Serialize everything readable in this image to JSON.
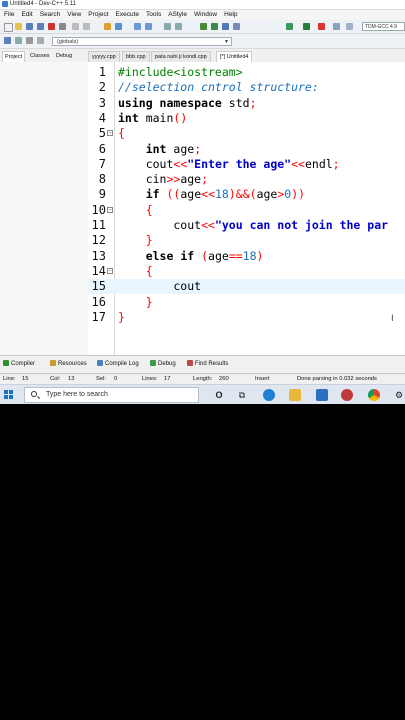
{
  "window": {
    "title": "Untitled4 - Dev-C++ 5.11"
  },
  "menu": [
    "File",
    "Edit",
    "Search",
    "View",
    "Project",
    "Execute",
    "Tools",
    "AStyle",
    "Window",
    "Help"
  ],
  "toolbar": {
    "compiler": "TDM-GCC 4.9",
    "globals": "(globals)"
  },
  "panel_tabs": [
    "Project",
    "Classes",
    "Debug"
  ],
  "file_tabs": [
    "yyyyy.cpp",
    "bbb.cpp",
    "pata nahi ji kondi.cpp",
    "[*] Untitled4"
  ],
  "active_file_tab": 3,
  "code": {
    "current_line": 15,
    "lines": [
      {
        "n": "1",
        "fold": "",
        "tokens": [
          [
            "pp",
            "#include<iostream>"
          ]
        ]
      },
      {
        "n": "2",
        "fold": "",
        "tokens": [
          [
            "cm",
            "//selection cntrol structure:"
          ]
        ]
      },
      {
        "n": "3",
        "fold": "",
        "tokens": [
          [
            "kw",
            "using namespace"
          ],
          [
            "",
            " std"
          ],
          [
            "op",
            ";"
          ]
        ]
      },
      {
        "n": "4",
        "fold": "",
        "tokens": [
          [
            "kw",
            "int"
          ],
          [
            "",
            " main"
          ],
          [
            "op",
            "()"
          ]
        ]
      },
      {
        "n": "5",
        "fold": "-",
        "tokens": [
          [
            "br",
            "{"
          ]
        ]
      },
      {
        "n": "6",
        "fold": "",
        "tokens": [
          [
            "",
            "    "
          ],
          [
            "kw",
            "int"
          ],
          [
            "",
            " age"
          ],
          [
            "op",
            ";"
          ]
        ]
      },
      {
        "n": "7",
        "fold": "",
        "tokens": [
          [
            "",
            "    cout"
          ],
          [
            "op",
            "<<"
          ],
          [
            "str",
            "\"Enter the age\""
          ],
          [
            "op",
            "<<"
          ],
          [
            "",
            "endl"
          ],
          [
            "op",
            ";"
          ]
        ]
      },
      {
        "n": "8",
        "fold": "",
        "tokens": [
          [
            "",
            "    cin"
          ],
          [
            "op",
            ">>"
          ],
          [
            "",
            "age"
          ],
          [
            "op",
            ";"
          ]
        ]
      },
      {
        "n": "9",
        "fold": "",
        "tokens": [
          [
            "",
            "    "
          ],
          [
            "kw",
            "if"
          ],
          [
            "",
            " "
          ],
          [
            "op",
            "(("
          ],
          [
            "",
            "age"
          ],
          [
            "op",
            "<<"
          ],
          [
            "num",
            "18"
          ],
          [
            "op",
            ")&&("
          ],
          [
            "",
            "age"
          ],
          [
            "op",
            ">"
          ],
          [
            "num",
            "0"
          ],
          [
            "op",
            "))"
          ]
        ]
      },
      {
        "n": "10",
        "fold": "-",
        "tokens": [
          [
            "",
            "    "
          ],
          [
            "br",
            "{"
          ]
        ]
      },
      {
        "n": "11",
        "fold": "",
        "tokens": [
          [
            "",
            "        cout"
          ],
          [
            "op",
            "<<"
          ],
          [
            "str",
            "\"you can not join the par"
          ]
        ]
      },
      {
        "n": "12",
        "fold": "",
        "tokens": [
          [
            "",
            "    "
          ],
          [
            "br",
            "}"
          ]
        ]
      },
      {
        "n": "13",
        "fold": "",
        "tokens": [
          [
            "",
            "    "
          ],
          [
            "kw",
            "else if"
          ],
          [
            "",
            " "
          ],
          [
            "op",
            "("
          ],
          [
            "",
            "age"
          ],
          [
            "op",
            "=="
          ],
          [
            "num",
            "18"
          ],
          [
            "op",
            ")"
          ]
        ]
      },
      {
        "n": "14",
        "fold": "-",
        "tokens": [
          [
            "",
            "    "
          ],
          [
            "br",
            "{"
          ]
        ]
      },
      {
        "n": "15",
        "fold": "",
        "tokens": [
          [
            "",
            "        cout"
          ]
        ]
      },
      {
        "n": "16",
        "fold": "",
        "tokens": [
          [
            "",
            "    "
          ],
          [
            "br",
            "}"
          ]
        ]
      },
      {
        "n": "17",
        "fold": "",
        "tokens": [
          [
            "br",
            "}"
          ]
        ]
      }
    ]
  },
  "bottom_tabs": [
    {
      "label": "Compiler",
      "icon": "compiler-icon",
      "color": "#2f8f2f"
    },
    {
      "label": "Resources",
      "icon": "resources-icon",
      "color": "#c99b2c"
    },
    {
      "label": "Compile Log",
      "icon": "compile-log-icon",
      "color": "#4a7fc1"
    },
    {
      "label": "Debug",
      "icon": "debug-icon",
      "color": "#3d9b48"
    },
    {
      "label": "Find Results",
      "icon": "find-results-icon",
      "color": "#b94a48"
    }
  ],
  "status": {
    "line_label": "Line:",
    "line": "15",
    "col_label": "Col:",
    "col": "13",
    "sel_label": "Sel:",
    "sel": "0",
    "lines_label": "Lines:",
    "lines": "17",
    "length_label": "Length:",
    "length": "260",
    "mode": "Insert",
    "message": "Done parsing in 0.032 seconds"
  },
  "taskbar": {
    "search_placeholder": "Type here to search",
    "icons": [
      "cortana-icon",
      "task-view-icon",
      "edge-icon",
      "file-explorer-icon",
      "mail-icon",
      "app-icon",
      "chrome-icon",
      "settings-icon"
    ]
  }
}
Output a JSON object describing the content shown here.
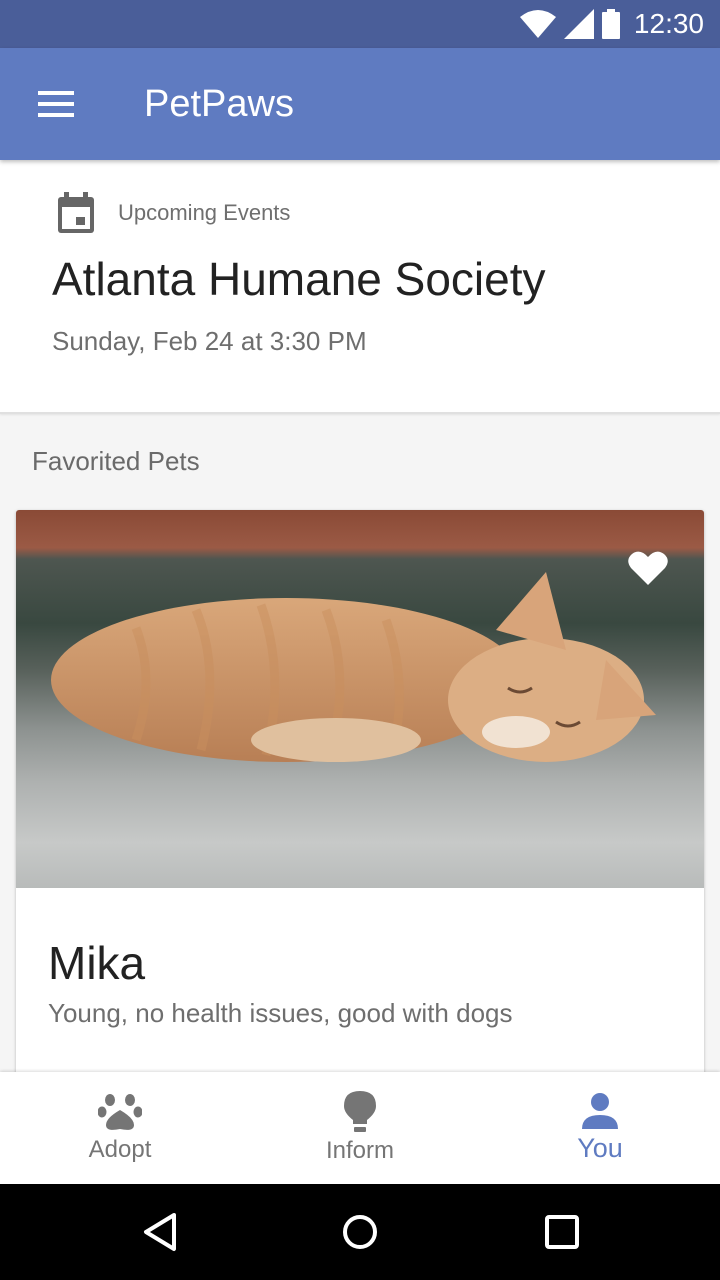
{
  "status_bar": {
    "time": "12:30",
    "icons": [
      "wifi-icon",
      "signal-icon",
      "battery-icon"
    ]
  },
  "app_bar": {
    "title": "PetPaws",
    "menu_icon": "menu-icon",
    "background": "#5f7bc1"
  },
  "event_card": {
    "label": "Upcoming Events",
    "icon": "calendar-icon",
    "title": "Atlanta Humane Society",
    "time": "Sunday, Feb 24 at 3:30 PM"
  },
  "favorites": {
    "section_title": "Favorited Pets",
    "pets": [
      {
        "name": "Mika",
        "description": "Young, no health issues, good with dogs",
        "favorited": true,
        "image": "sleeping orange kitten photo"
      }
    ]
  },
  "bottom_nav": {
    "items": [
      {
        "label": "Adopt",
        "icon": "paw-icon",
        "active": false
      },
      {
        "label": "Inform",
        "icon": "lightbulb-icon",
        "active": false
      },
      {
        "label": "You",
        "icon": "person-icon",
        "active": true
      }
    ],
    "active_color": "#5f7bc1"
  },
  "system_nav": {
    "buttons": [
      "back-icon",
      "home-icon",
      "recents-icon"
    ]
  }
}
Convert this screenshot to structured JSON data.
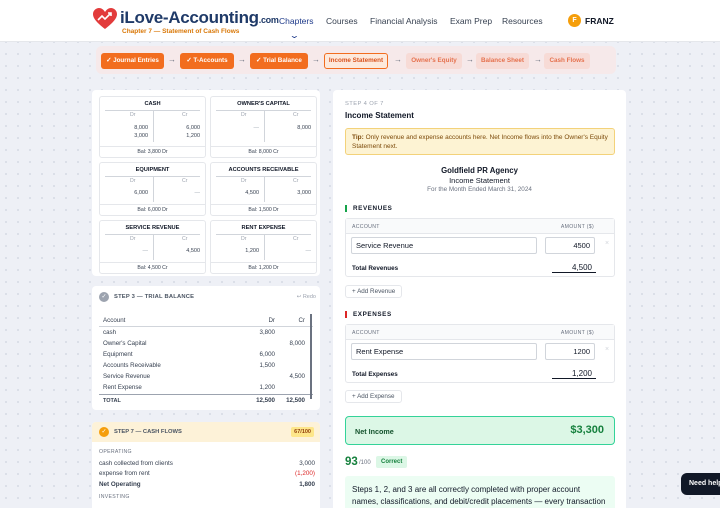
{
  "brand": {
    "name": "iLove-Accounting",
    "domain": ".com",
    "subtitle": "Chapter 7 — Statement of Cash Flows"
  },
  "nav": {
    "items": [
      "Chapters",
      "Courses",
      "Financial Analysis",
      "Exam Prep",
      "Resources"
    ],
    "active": "Chapters",
    "user_initial": "F",
    "user_name": "FRANZ"
  },
  "stepper": {
    "steps": [
      {
        "label": "✓ Journal Entries",
        "state": "done"
      },
      {
        "label": "✓ T-Accounts",
        "state": "done"
      },
      {
        "label": "✓ Trial Balance",
        "state": "done"
      },
      {
        "label": "Income Statement",
        "state": "current"
      },
      {
        "label": "Owner's Equity",
        "state": "future"
      },
      {
        "label": "Balance Sheet",
        "state": "future"
      },
      {
        "label": "Cash Flows",
        "state": "future"
      }
    ]
  },
  "t_accounts": [
    {
      "name": "CASH",
      "dr_label": "Dr",
      "cr_label": "Cr",
      "debits": [
        "8,000",
        "3,000"
      ],
      "credits": [
        "6,000",
        "1,200"
      ],
      "balance": "Bal: 3,800 Dr"
    },
    {
      "name": "OWNER'S CAPITAL",
      "dr_label": "Dr",
      "cr_label": "Cr",
      "debits": [
        "—"
      ],
      "credits": [
        "8,000"
      ],
      "balance": "Bal: 8,000 Cr"
    },
    {
      "name": "EQUIPMENT",
      "dr_label": "Dr",
      "cr_label": "Cr",
      "debits": [
        "6,000"
      ],
      "credits": [
        "—"
      ],
      "balance": "Bal: 6,000 Dr"
    },
    {
      "name": "ACCOUNTS RECEIVABLE",
      "dr_label": "Dr",
      "cr_label": "Cr",
      "debits": [
        "4,500"
      ],
      "credits": [
        "3,000"
      ],
      "balance": "Bal: 1,500 Dr"
    },
    {
      "name": "SERVICE REVENUE",
      "dr_label": "Dr",
      "cr_label": "Cr",
      "debits": [
        "—"
      ],
      "credits": [
        "4,500"
      ],
      "balance": "Bal: 4,500 Cr"
    },
    {
      "name": "RENT EXPENSE",
      "dr_label": "Dr",
      "cr_label": "Cr",
      "debits": [
        "1,200"
      ],
      "credits": [
        "—"
      ],
      "balance": "Bal: 1,200 Dr"
    }
  ],
  "trial_balance": {
    "title": "STEP 3 — TRIAL BALANCE",
    "check": "✓",
    "redo": "↩ Redo",
    "headers": [
      "Account",
      "Dr",
      "Cr"
    ],
    "rows": [
      [
        "cash",
        "3,800",
        ""
      ],
      [
        "Owner's Capital",
        "",
        "8,000"
      ],
      [
        "Equipment",
        "6,000",
        ""
      ],
      [
        "Accounts Receivable",
        "1,500",
        ""
      ],
      [
        "Service Revenue",
        "",
        "4,500"
      ],
      [
        "Rent Expense",
        "1,200",
        ""
      ]
    ],
    "total": [
      "TOTAL",
      "12,500",
      "12,500"
    ]
  },
  "cash_flows": {
    "title": "STEP 7 — CASH FLOWS",
    "check": "✓",
    "score": "67/100",
    "operating_label": "OPERATING",
    "lines": [
      {
        "label": "cash collected from clients",
        "amount": "3,000"
      },
      {
        "label": "expense from rent",
        "amount": "(1,200)"
      }
    ],
    "net_label": "Net Operating",
    "net_amount": "1,800",
    "investing_label": "INVESTING"
  },
  "income_statement": {
    "step_label": "STEP 4 OF 7",
    "title": "Income Statement",
    "tip_bold": "Tip:",
    "tip_text": " Only revenue and expense accounts here. Net Income flows into the Owner's Equity Statement next.",
    "company": "Goldfield PR Agency",
    "statement": "Income Statement",
    "period": "For the Month Ended March 31, 2024",
    "revenues_label": "REVENUES",
    "expenses_label": "EXPENSES",
    "col_account": "ACCOUNT",
    "col_amount": "AMOUNT ($)",
    "revenue_account": "Service Revenue",
    "revenue_amount": "4500",
    "total_revenues_label": "Total Revenues",
    "total_revenues": "4,500",
    "add_revenue": "+ Add Revenue",
    "expense_account": "Rent Expense",
    "expense_amount": "1200",
    "total_expenses_label": "Total Expenses",
    "total_expenses": "1,200",
    "add_expense": "+ Add Expense",
    "remove_glyph": "×",
    "net_income_label": "Net Income",
    "net_income": "$3,300",
    "score": "93",
    "score_of": "/100",
    "score_status": "Correct",
    "feedback": "Steps 1, 2, and 3 are all correctly completed with proper account names, classifications, and debit/credit placements — every transaction is"
  },
  "help": "Need help?",
  "colors": {
    "accent_orange": "#f26d1f",
    "navy": "#1f3a68",
    "success_green": "#15803d",
    "danger_red": "#dc2626"
  }
}
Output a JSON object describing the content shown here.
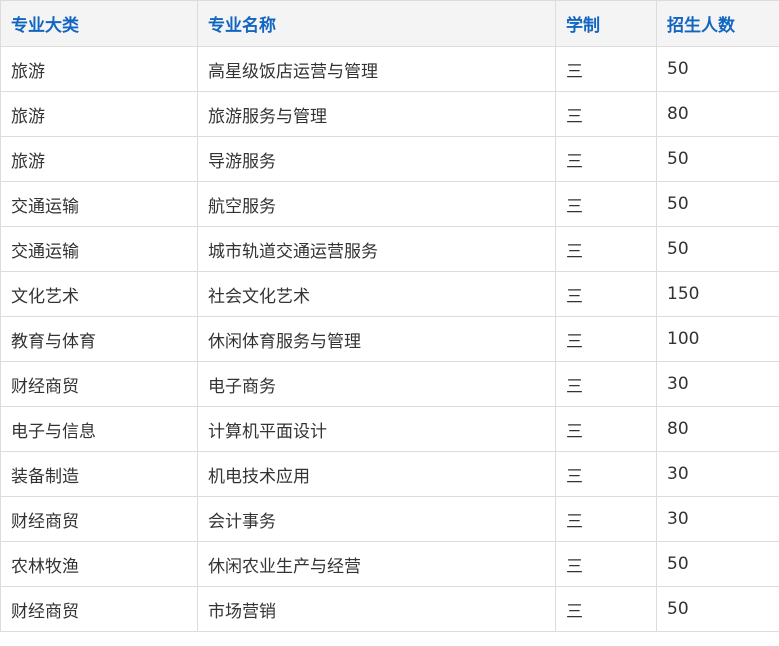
● ● ● ●
Find the word "time" and list each line it appears in.

• WRITTEN ANSWER:
    "time": "12:30",
    "time": "Sunday, Feb 24 at 3:30 PM"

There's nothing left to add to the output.